→ Required work: Using the material below, copy every line where "xlabel" appears.

— begin Material —

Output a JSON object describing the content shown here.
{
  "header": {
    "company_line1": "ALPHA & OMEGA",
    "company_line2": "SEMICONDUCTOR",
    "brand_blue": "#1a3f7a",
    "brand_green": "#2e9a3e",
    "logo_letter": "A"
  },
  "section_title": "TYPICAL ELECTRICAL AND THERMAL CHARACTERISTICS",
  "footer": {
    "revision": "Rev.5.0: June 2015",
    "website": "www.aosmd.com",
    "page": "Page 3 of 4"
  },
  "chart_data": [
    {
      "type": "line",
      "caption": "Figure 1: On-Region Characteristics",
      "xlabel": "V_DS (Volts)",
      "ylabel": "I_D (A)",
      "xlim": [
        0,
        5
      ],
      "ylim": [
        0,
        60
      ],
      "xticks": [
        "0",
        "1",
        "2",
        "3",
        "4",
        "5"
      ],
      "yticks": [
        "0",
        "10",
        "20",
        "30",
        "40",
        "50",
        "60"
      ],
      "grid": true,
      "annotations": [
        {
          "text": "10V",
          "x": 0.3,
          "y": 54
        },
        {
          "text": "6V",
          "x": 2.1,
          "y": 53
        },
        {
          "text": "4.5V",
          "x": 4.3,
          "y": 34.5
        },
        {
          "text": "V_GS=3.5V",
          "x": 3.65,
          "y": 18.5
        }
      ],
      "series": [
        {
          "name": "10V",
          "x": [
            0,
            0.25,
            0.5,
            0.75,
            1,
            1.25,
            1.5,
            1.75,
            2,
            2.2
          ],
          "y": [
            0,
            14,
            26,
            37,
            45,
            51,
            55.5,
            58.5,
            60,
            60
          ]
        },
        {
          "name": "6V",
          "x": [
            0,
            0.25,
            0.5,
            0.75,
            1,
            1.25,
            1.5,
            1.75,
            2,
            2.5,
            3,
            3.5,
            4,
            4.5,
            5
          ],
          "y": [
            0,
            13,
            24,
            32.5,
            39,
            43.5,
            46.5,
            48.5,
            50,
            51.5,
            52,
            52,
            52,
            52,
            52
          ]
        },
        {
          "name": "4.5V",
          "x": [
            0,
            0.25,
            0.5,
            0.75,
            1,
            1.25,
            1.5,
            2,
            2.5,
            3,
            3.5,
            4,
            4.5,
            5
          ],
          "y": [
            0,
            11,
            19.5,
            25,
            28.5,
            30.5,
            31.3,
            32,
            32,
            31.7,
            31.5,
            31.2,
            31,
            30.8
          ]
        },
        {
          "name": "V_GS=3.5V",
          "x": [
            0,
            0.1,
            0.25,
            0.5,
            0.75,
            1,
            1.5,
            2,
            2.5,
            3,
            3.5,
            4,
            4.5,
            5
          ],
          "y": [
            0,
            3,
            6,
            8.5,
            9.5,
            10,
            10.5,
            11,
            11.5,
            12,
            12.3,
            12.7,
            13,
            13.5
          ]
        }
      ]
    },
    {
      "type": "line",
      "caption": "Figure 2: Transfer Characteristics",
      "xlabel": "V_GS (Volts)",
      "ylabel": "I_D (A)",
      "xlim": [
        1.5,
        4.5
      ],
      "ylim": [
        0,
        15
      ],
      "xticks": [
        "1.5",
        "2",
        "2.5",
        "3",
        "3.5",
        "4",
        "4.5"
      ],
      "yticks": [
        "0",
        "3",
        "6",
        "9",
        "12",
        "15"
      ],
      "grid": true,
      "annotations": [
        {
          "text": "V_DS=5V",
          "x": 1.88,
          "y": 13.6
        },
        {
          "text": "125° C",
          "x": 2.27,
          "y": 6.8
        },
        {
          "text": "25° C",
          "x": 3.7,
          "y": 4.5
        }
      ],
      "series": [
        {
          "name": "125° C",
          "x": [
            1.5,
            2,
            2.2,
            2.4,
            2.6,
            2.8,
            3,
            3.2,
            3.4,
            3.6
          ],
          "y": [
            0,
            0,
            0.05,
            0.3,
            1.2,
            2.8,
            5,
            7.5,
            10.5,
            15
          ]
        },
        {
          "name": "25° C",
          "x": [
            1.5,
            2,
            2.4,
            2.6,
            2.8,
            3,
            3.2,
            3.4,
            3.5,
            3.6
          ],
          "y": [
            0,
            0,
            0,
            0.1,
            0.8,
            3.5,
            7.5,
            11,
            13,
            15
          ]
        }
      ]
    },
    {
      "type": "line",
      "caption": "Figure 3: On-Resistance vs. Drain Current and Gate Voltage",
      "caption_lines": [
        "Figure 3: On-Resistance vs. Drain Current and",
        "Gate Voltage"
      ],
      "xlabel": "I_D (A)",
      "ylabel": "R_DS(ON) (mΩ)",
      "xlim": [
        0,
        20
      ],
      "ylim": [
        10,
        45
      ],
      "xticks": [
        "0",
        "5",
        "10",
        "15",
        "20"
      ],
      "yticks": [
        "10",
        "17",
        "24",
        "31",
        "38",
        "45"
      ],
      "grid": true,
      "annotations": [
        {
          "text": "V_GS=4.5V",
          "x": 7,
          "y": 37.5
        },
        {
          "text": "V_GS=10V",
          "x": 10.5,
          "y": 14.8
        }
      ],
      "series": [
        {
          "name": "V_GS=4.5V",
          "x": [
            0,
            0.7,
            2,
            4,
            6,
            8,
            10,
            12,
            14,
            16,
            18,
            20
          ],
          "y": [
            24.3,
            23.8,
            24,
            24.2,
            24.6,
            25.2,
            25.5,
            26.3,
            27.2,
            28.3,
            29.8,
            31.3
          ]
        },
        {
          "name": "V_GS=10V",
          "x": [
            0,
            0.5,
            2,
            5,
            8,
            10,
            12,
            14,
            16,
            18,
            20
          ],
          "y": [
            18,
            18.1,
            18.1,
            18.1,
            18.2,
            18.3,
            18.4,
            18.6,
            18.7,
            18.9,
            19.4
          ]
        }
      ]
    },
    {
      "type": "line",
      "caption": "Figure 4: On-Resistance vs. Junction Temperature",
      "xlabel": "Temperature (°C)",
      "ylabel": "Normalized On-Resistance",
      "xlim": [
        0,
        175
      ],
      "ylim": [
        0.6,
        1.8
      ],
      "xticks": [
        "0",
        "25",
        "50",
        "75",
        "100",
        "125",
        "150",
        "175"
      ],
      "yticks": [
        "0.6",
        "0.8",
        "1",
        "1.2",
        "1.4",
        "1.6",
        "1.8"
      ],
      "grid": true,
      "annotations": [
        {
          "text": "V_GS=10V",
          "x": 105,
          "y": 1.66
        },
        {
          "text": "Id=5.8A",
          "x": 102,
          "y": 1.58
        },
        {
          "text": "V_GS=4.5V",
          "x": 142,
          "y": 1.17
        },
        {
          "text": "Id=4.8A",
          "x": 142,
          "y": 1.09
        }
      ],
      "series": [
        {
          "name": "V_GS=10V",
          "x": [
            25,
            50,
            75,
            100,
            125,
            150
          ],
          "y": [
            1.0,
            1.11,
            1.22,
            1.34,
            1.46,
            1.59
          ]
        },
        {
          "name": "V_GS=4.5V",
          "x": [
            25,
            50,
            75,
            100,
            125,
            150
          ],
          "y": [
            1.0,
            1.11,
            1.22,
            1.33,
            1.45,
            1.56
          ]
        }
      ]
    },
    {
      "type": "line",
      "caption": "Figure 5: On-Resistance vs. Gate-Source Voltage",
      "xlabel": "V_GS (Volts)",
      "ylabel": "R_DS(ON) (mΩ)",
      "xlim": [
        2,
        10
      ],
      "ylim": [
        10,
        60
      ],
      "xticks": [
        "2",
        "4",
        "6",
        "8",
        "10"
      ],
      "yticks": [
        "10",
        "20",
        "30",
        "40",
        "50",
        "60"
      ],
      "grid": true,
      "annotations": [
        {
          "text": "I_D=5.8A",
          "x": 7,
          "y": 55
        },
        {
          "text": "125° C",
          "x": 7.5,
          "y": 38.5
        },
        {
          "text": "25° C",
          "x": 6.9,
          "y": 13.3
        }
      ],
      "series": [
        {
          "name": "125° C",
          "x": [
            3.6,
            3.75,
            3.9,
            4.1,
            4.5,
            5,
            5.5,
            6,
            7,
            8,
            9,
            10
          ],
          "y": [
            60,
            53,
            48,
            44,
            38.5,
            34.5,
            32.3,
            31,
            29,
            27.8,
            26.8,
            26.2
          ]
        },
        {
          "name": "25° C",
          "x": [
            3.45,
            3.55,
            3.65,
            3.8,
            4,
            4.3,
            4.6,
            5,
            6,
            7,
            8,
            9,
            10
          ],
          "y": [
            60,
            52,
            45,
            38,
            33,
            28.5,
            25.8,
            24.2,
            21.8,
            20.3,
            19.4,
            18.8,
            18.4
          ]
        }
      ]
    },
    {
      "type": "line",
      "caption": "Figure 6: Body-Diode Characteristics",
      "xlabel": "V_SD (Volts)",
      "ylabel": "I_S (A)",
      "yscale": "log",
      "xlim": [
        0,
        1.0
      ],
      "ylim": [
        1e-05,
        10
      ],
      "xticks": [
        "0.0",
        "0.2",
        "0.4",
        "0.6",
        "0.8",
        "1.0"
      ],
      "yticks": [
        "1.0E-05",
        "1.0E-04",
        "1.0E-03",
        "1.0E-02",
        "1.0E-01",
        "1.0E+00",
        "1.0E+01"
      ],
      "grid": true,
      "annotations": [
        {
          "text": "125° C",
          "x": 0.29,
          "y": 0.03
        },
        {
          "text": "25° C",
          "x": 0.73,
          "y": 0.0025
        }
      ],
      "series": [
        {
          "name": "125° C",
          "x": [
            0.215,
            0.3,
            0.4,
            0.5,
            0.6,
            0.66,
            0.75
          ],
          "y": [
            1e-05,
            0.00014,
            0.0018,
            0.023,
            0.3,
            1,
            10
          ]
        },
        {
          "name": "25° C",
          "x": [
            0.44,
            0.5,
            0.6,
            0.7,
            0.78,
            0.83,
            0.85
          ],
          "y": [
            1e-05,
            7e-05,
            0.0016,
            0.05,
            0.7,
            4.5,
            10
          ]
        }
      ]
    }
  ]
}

— end Material —

→ Task output:
      "xlabel": "V_DS (Volts)",
      "xlabel": "V_GS (Volts)",
      "xlabel": "I_D (A)",
      "xlabel": "Temperature (°C)",
      "xlabel": "V_GS (Volts)",
      "xlabel": "V_SD (Volts)",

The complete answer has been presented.